## WHAT THE EXERCISE ASKS
Your task is to copy the listing exactly. Drop any pictures from the copy.

## DATA ENTRIES
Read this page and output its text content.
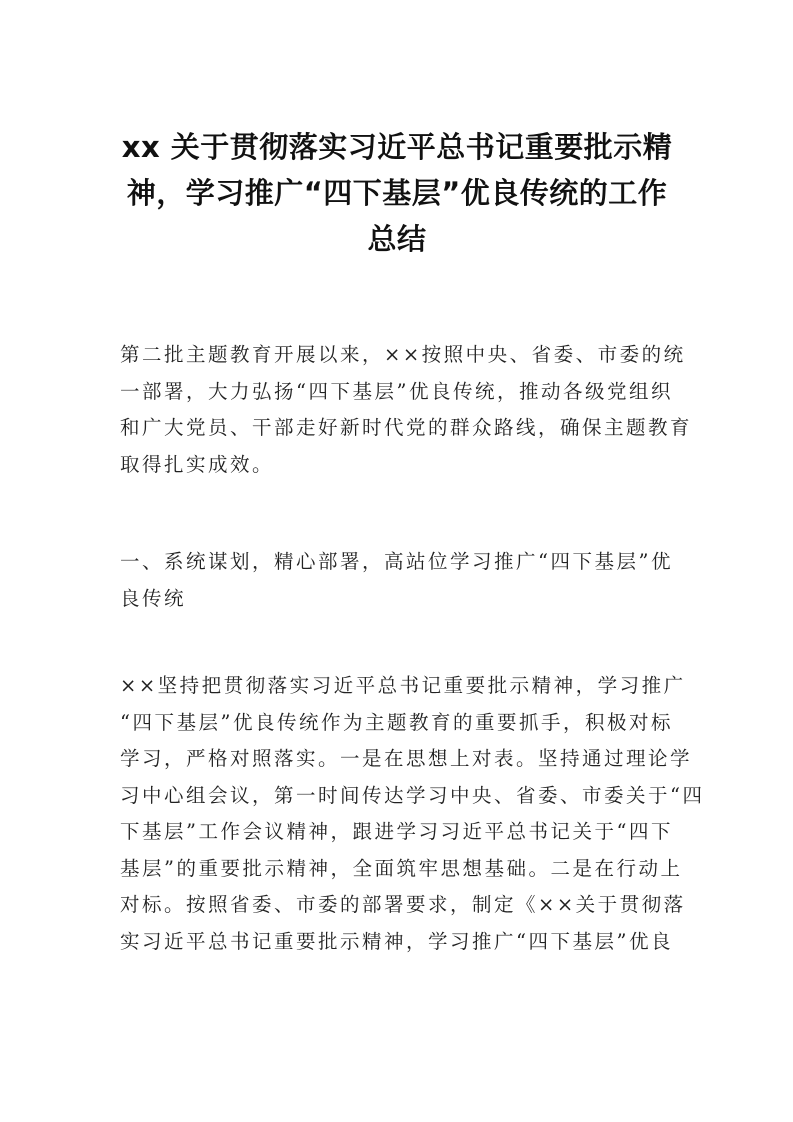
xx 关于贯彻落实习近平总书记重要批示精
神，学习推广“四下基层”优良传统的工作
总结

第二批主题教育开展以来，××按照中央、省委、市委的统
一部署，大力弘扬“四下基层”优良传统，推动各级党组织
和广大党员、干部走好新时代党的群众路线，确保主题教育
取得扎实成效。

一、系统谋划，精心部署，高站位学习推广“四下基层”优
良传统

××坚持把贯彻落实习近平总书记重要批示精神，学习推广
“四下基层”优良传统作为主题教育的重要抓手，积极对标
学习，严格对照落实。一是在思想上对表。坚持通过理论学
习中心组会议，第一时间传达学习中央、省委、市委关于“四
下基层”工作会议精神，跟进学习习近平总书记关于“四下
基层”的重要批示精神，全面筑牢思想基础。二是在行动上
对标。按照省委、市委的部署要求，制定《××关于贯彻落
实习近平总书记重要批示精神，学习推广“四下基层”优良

## CORRECT RESULT
Read this page and output its text content.
xx 关于贯彻落实习近平总书记重要批示精
神，学习推广“四下基层”优良传统的工作
总结

第二批主题教育开展以来，××按照中央、省委、市委的统
一部署，大力弘扬“四下基层”优良传统，推动各级党组织
和广大党员、干部走好新时代党的群众路线，确保主题教育
取得扎实成效。

一、系统谋划，精心部署，高站位学习推广“四下基层”优
良传统

××坚持把贯彻落实习近平总书记重要批示精神，学习推广
“四下基层”优良传统作为主题教育的重要抓手，积极对标
学习，严格对照落实。一是在思想上对表。坚持通过理论学
习中心组会议，第一时间传达学习中央、省委、市委关于“四
下基层”工作会议精神，跟进学习习近平总书记关于“四下
基层”的重要批示精神，全面筑牢思想基础。二是在行动上
对标。按照省委、市委的部署要求，制定《××关于贯彻落
实习近平总书记重要批示精神，学习推广“四下基层”优良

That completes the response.